■ TASK DIRECTIONS
Make an exact copy of the entries, and keep any pictures out of it.

■ RECORDED INFORMATION
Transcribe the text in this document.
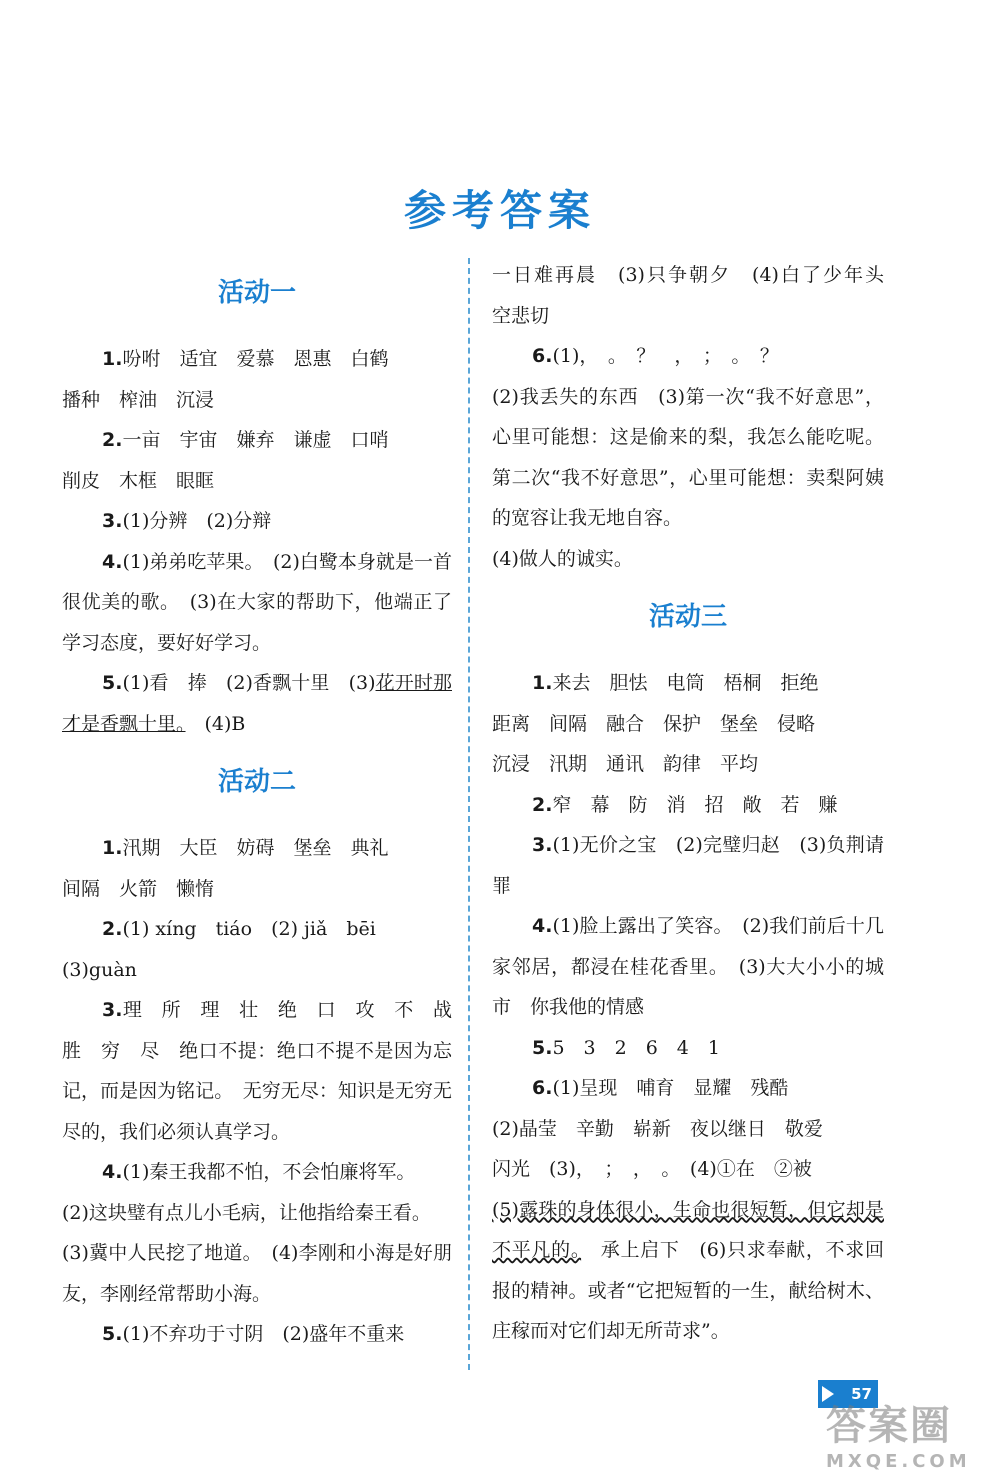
参考答案
活动一
1.吩咐　适宜　爱慕　恩惠　白鹤
播种　榨油　沉浸
2.一亩　宇宙　嫌弃　谦虚　口哨
削皮　木框　眼眶
3.(1)分辨　(2)分辩
4.(1)弟弟吃苹果。　(2)白鹭本身就是一首很优美的歌。　(3)在大家的帮助下，他端正了学习态度，要好好学习。
5.(1)看　捧　(2)香飘十里　(3)花开时那才是香飘十里。　(4)B
活动二
1.汛期　大臣　妨碍　堡垒　典礼
间隔　火箭　懒惰
2.(1) xíng　tiáo　(2) jiǎ　bēi
(3)guàn
3.理　所　理　壮　绝　口　攻　不　战　胜　穷　尽　绝口不提：绝口不提不是因为忘记，而是因为铭记。　无穷无尽：知识是无穷无尽的，我们必须认真学习。
4.(1)秦王我都不怕，不会怕廉将军。
(2)这块璧有点儿小毛病，让他指给秦王看。
(3)冀中人民挖了地道。　(4)李刚和小海是好朋友，李刚经常帮助小海。
5.(1)不弃功于寸阴　(2)盛年不重来
一日难再晨　(3)只争朝夕　(4)白了少年头　空悲切
6.(1)，　。　？　，　；　。　？
(2)我丢失的东西　(3)第一次“我不好意思”，心里可能想：这是偷来的梨，我怎么能吃呢。第二次“我不好意思”，心里可能想：卖梨阿姨的宽容让我无地自容。
(4)做人的诚实。
活动三
1.来去　胆怯　电筒　梧桐　拒绝
距离　间隔　融合　保护　堡垒　侵略
沉浸　汛期　通讯　韵律　平均
2.窄　幕　防　消　招　敞　若　赚
3.(1)无价之宝　(2)完璧归赵　(3)负荆请罪
4.(1)脸上露出了笑容。　(2)我们前后十几家邻居，都浸在桂花香里。　(3)大大小小的城市　你我他的情感
5.5　3　2　6　4　1
6.(1)呈现　哺育　显耀　残酷
(2)晶莹　辛勤　崭新　夜以继日　敬爱
闪光　(3)，　；　，　。　(4)①在　②被
(5)露珠的身体很小，生命也很短暂，但它却是不平凡的。　承上启下　(6)只求奉献，不求回报的精神。或者“它把短暂的一生，献给树木、庄稼而对它们却无所苛求”。
57
答案圈
MXQE.COM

■ PROBLEM SOLUTION
Transcribe the text in this document.
参考答案
活动一
1.吩咐　适宜　爱慕　恩惠　白鹤
播种　榨油　沉浸
2.一亩　宇宙　嫌弃　谦虚　口哨
削皮　木框　眼眶
3.(1)分辨　(2)分辩
4.(1)弟弟吃苹果。　(2)白鹭本身就是一首很优美的歌。　(3)在大家的帮助下，他端正了学习态度，要好好学习。
5.(1)看　捧　(2)香飘十里　(3)花开时那才是香飘十里。　(4)B
活动二
1.汛期　大臣　妨碍　堡垒　典礼
间隔　火箭　懒惰
2.(1) xíng　tiáo　(2) jiǎ　bēi
(3)guàn
3.理　所　理　壮　绝　口　攻　不　战　胜　穷　尽　绝口不提：绝口不提不是因为忘记，而是因为铭记。　无穷无尽：知识是无穷无尽的，我们必须认真学习。
4.(1)秦王我都不怕，不会怕廉将军。
(2)这块璧有点儿小毛病，让他指给秦王看。
(3)冀中人民挖了地道。　(4)李刚和小海是好朋友，李刚经常帮助小海。
5.(1)不弃功于寸阴　(2)盛年不重来
一日难再晨　(3)只争朝夕　(4)白了少年头　空悲切
6.(1)，　。　？　，　；　。　？
(2)我丢失的东西　(3)第一次“我不好意思”，心里可能想：这是偷来的梨，我怎么能吃呢。第二次“我不好意思”，心里可能想：卖梨阿姨的宽容让我无地自容。
(4)做人的诚实。
活动三
1.来去　胆怯　电筒　梧桐　拒绝
距离　间隔　融合　保护　堡垒　侵略
沉浸　汛期　通讯　韵律　平均
2.窄　幕　防　消　招　敞　若　赚
3.(1)无价之宝　(2)完璧归赵　(3)负荆请罪
4.(1)脸上露出了笑容。　(2)我们前后十几家邻居，都浸在桂花香里。　(3)大大小小的城市　你我他的情感
5.5　3　2　6　4　1
6.(1)呈现　哺育　显耀　残酷
(2)晶莹　辛勤　崭新　夜以继日　敬爱
闪光　(3)，　；　，　。　(4)①在　②被
(5)露珠的身体很小，生命也很短暂，但它却是不平凡的。　承上启下　(6)只求奉献，不求回报的精神。或者“它把短暂的一生，献给树木、庄稼而对它们却无所苛求”。
57
答案圈
MXQE.COM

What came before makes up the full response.